_WHAT YOU WILL DO_. Skip the pictures. Copy all the rest of the records down exactly.

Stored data
________

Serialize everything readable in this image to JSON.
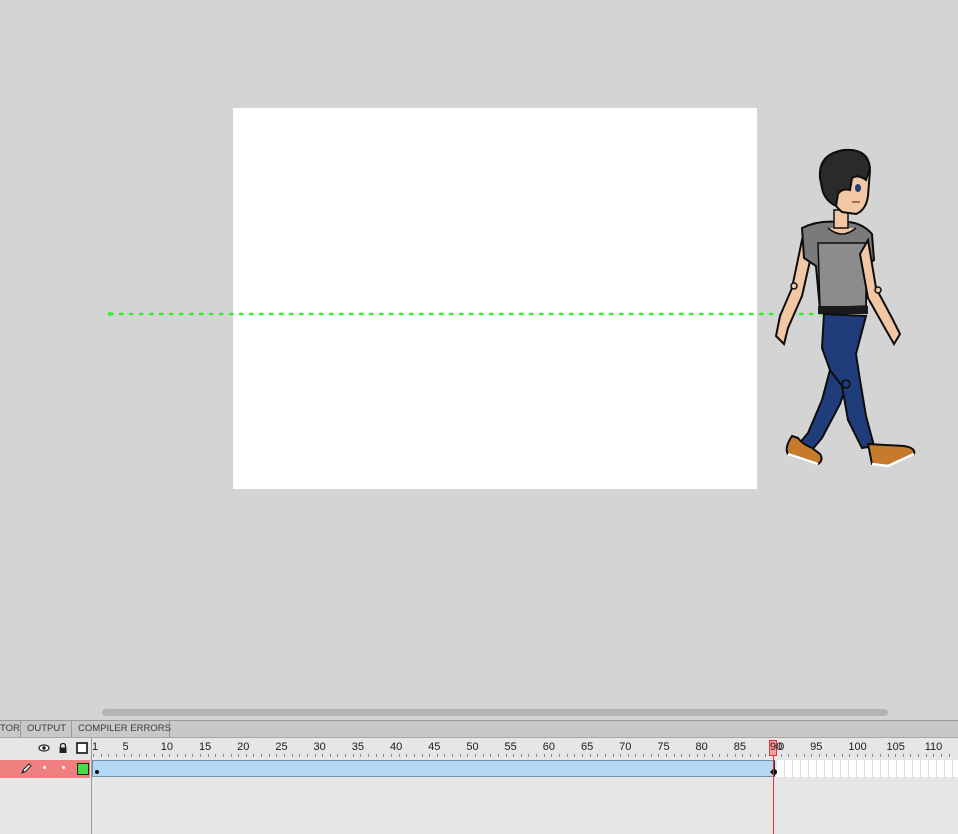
{
  "colors": {
    "pasteboard": "#d4d4d4",
    "stage": "#ffffff",
    "motion_path": "#33ee33",
    "layer_selected": "#f08080",
    "tween_span": "#b3d8f5",
    "playhead": "#dd3333",
    "keyframe_indicator": "#44dd44"
  },
  "panel_tabs": [
    {
      "label": "TOR"
    },
    {
      "label": "OUTPUT"
    },
    {
      "label": "COMPILER ERRORS"
    }
  ],
  "timeline": {
    "header_icons": [
      "eye-icon",
      "lock-icon",
      "outline-icon"
    ],
    "frame_labels": [
      "1",
      "5",
      "10",
      "15",
      "20",
      "25",
      "30",
      "35",
      "40",
      "45",
      "50",
      "55",
      "60",
      "65",
      "70",
      "75",
      "80",
      "85",
      "90",
      "95",
      "100",
      "105",
      "110"
    ],
    "current_frame": "90",
    "layer": {
      "icons": [
        "pencil-icon",
        "visibility-dot-icon",
        "lock-dot-icon",
        "outline-color-icon"
      ],
      "tween_start_frame": 1,
      "tween_end_frame": 90
    }
  }
}
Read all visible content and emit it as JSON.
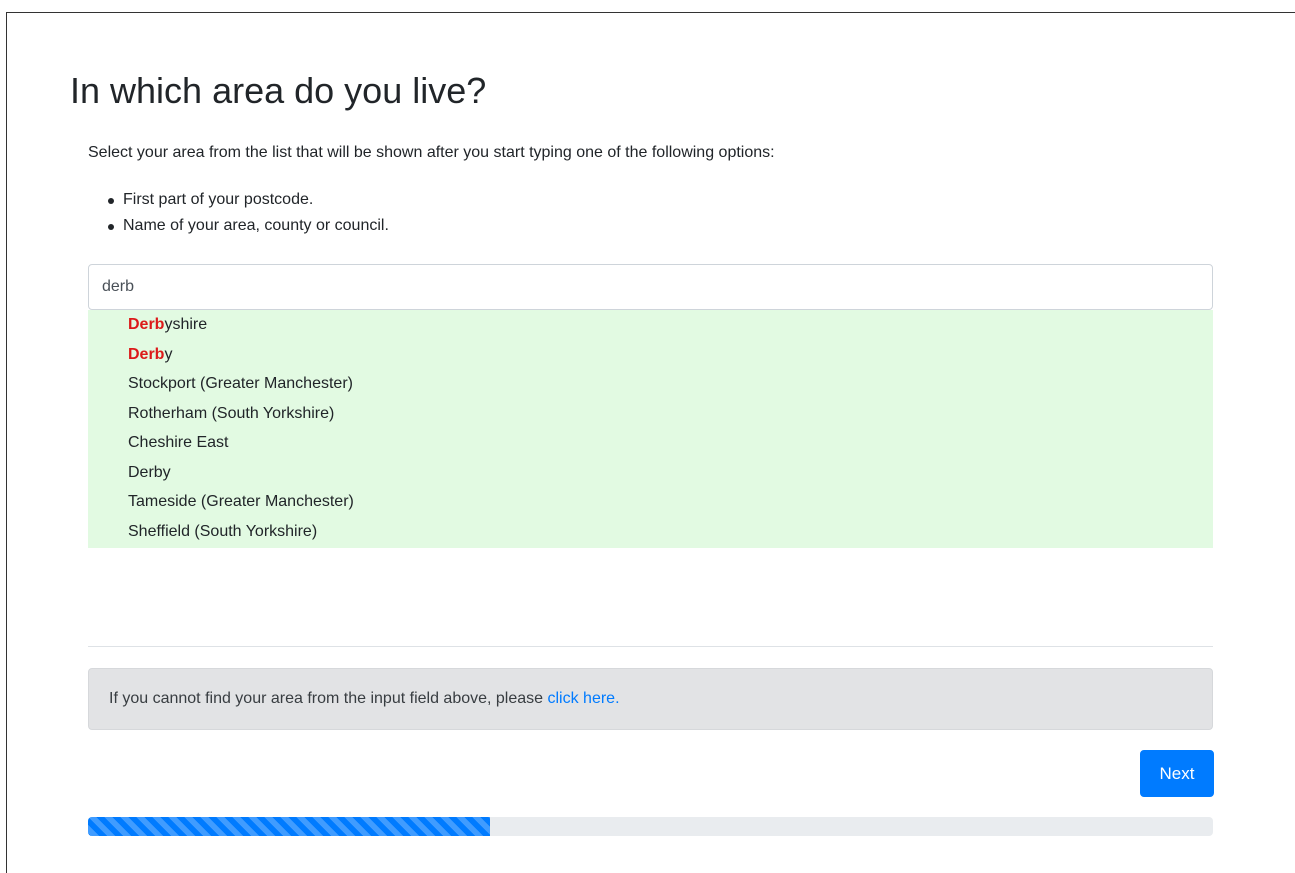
{
  "page": {
    "title": "In which area do you live?",
    "intro": "Select your area from the list that will be shown after you start typing one of the following options:",
    "options": [
      "First part of your postcode.",
      "Name of your area, county or council."
    ]
  },
  "search": {
    "value": "derb",
    "placeholder": ""
  },
  "suggestions": [
    {
      "match": "Derb",
      "rest": "yshire"
    },
    {
      "match": "Derb",
      "rest": "y"
    },
    {
      "match": "",
      "rest": "Stockport (Greater Manchester)"
    },
    {
      "match": "",
      "rest": "Rotherham (South Yorkshire)"
    },
    {
      "match": "",
      "rest": "Cheshire East"
    },
    {
      "match": "",
      "rest": "Derby"
    },
    {
      "match": "",
      "rest": "Tameside (Greater Manchester)"
    },
    {
      "match": "",
      "rest": "Sheffield (South Yorkshire)"
    }
  ],
  "notice": {
    "text": "If you cannot find your area from the input field above, please ",
    "link_text": "click here."
  },
  "buttons": {
    "next_label": "Next"
  },
  "progress": {
    "fraction": 0.357
  },
  "colors": {
    "primary": "#007bff",
    "highlight": "#dc1a1a",
    "suggestion_bg": "#e2fae2",
    "notice_bg": "#e2e3e5"
  }
}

________

_EXERCISE RESPONSE_.
Serialize everything readable in this image to JSON.
{
  "colors": {
    "pasteboard": "#d4d4d4",
    "stage": "#ffffff",
    "motion_path": "#33ee33",
    "layer_selected": "#f08080",
    "tween_span": "#b3d8f5",
    "playhead": "#dd3333",
    "keyframe_indicator": "#44dd44"
  },
  "panel_tabs": [
    {
      "label": "TOR"
    },
    {
      "label": "OUTPUT"
    },
    {
      "label": "COMPILER ERRORS"
    }
  ],
  "timeline": {
    "header_icons": [
      "eye-icon",
      "lock-icon",
      "outline-icon"
    ],
    "frame_labels": [
      "1",
      "5",
      "10",
      "15",
      "20",
      "25",
      "30",
      "35",
      "40",
      "45",
      "50",
      "55",
      "60",
      "65",
      "70",
      "75",
      "80",
      "85",
      "90",
      "95",
      "100",
      "105",
      "110"
    ],
    "current_frame": "90",
    "layer": {
      "icons": [
        "pencil-icon",
        "visibility-dot-icon",
        "lock-dot-icon",
        "outline-color-icon"
      ],
      "tween_start_frame": 1,
      "tween_end_frame": 90
    }
  }
}
Read all visible content and emit it as JSON.
{
  "page": {
    "title": "In which area do you live?",
    "intro": "Select your area from the list that will be shown after you start typing one of the following options:",
    "options": [
      "First part of your postcode.",
      "Name of your area, county or council."
    ]
  },
  "search": {
    "value": "derb",
    "placeholder": ""
  },
  "suggestions": [
    {
      "match": "Derb",
      "rest": "yshire"
    },
    {
      "match": "Derb",
      "rest": "y"
    },
    {
      "match": "",
      "rest": "Stockport (Greater Manchester)"
    },
    {
      "match": "",
      "rest": "Rotherham (South Yorkshire)"
    },
    {
      "match": "",
      "rest": "Cheshire East"
    },
    {
      "match": "",
      "rest": "Derby"
    },
    {
      "match": "",
      "rest": "Tameside (Greater Manchester)"
    },
    {
      "match": "",
      "rest": "Sheffield (South Yorkshire)"
    }
  ],
  "notice": {
    "text": "If you cannot find your area from the input field above, please ",
    "link_text": "click here."
  },
  "buttons": {
    "next_label": "Next"
  },
  "progress": {
    "fraction": 0.357
  },
  "colors": {
    "primary": "#007bff",
    "highlight": "#dc1a1a",
    "suggestion_bg": "#e2fae2",
    "notice_bg": "#e2e3e5"
  }
}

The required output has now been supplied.